Listed records -
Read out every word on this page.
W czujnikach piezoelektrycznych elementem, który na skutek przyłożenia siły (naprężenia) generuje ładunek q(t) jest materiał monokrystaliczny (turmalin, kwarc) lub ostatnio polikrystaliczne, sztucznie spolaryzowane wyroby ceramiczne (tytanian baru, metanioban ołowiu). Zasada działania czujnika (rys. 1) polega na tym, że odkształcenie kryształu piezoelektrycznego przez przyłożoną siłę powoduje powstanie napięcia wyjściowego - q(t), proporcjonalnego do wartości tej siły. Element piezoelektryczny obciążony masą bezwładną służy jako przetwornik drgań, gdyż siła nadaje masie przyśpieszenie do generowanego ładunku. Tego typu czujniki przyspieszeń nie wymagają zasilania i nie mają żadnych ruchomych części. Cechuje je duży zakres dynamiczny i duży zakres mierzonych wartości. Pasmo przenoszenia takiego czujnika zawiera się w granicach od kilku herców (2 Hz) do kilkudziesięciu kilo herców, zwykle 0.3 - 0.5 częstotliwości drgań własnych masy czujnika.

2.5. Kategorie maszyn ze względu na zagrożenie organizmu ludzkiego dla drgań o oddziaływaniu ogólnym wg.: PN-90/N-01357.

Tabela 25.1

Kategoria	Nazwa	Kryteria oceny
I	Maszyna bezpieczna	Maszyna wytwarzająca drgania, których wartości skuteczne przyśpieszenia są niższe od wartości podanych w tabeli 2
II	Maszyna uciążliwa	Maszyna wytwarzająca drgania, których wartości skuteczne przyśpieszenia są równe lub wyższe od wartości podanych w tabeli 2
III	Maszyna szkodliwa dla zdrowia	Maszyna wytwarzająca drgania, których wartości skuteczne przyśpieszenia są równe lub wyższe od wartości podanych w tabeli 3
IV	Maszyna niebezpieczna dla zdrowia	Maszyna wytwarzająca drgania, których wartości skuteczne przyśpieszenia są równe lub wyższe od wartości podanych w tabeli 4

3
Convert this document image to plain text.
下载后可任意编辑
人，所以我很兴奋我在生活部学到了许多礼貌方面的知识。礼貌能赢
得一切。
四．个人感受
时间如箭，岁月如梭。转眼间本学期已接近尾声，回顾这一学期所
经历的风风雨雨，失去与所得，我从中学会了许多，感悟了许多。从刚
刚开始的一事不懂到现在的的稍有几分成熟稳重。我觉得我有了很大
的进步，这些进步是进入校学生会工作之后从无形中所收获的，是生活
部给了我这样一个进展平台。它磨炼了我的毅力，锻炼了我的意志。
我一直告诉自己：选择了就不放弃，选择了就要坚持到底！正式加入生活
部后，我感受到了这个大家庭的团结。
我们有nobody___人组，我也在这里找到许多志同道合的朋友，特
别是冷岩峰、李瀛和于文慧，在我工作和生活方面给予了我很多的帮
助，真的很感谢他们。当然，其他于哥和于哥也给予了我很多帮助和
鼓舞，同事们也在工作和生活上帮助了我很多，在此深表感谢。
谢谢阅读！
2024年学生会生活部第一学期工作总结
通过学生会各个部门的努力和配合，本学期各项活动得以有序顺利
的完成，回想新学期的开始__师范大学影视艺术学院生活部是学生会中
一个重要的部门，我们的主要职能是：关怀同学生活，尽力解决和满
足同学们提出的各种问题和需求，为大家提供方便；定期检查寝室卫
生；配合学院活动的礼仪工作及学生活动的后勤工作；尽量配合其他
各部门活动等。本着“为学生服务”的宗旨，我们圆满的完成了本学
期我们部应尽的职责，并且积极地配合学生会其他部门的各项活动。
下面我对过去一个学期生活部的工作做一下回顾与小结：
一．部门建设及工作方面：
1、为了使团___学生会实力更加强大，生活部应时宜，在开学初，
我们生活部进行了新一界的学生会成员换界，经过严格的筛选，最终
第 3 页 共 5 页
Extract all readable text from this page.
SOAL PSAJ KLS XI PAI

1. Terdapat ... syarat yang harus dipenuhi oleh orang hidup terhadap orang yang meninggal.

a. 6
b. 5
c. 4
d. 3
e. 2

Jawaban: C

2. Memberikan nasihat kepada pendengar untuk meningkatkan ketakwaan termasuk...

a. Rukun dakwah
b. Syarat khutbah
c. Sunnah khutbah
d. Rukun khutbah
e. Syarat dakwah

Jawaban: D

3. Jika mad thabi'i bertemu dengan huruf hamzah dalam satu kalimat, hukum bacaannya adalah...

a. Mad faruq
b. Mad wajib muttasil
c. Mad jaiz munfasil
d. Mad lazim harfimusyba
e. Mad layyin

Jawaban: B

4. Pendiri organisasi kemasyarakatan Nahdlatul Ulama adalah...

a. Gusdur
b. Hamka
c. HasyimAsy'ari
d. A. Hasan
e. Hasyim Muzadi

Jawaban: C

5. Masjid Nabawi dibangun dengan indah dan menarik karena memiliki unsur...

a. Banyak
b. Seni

Exercise requirements -
Search the data above for the word "zdrowia", then gather each line in which it appears.

Full answer -
III	Maszyna szkodliwa dla zdrowia	Maszyna wytwarzająca drgania, których wartości skuteczne przyśpieszenia są równe lub wyższe od wartości podanych w tabeli 3
IV	Maszyna niebezpieczna dla zdrowia	Maszyna wytwarzająca drgania, których wartości skuteczne przyśpieszenia są równe lub wyższe od wartości podanych w tabeli 4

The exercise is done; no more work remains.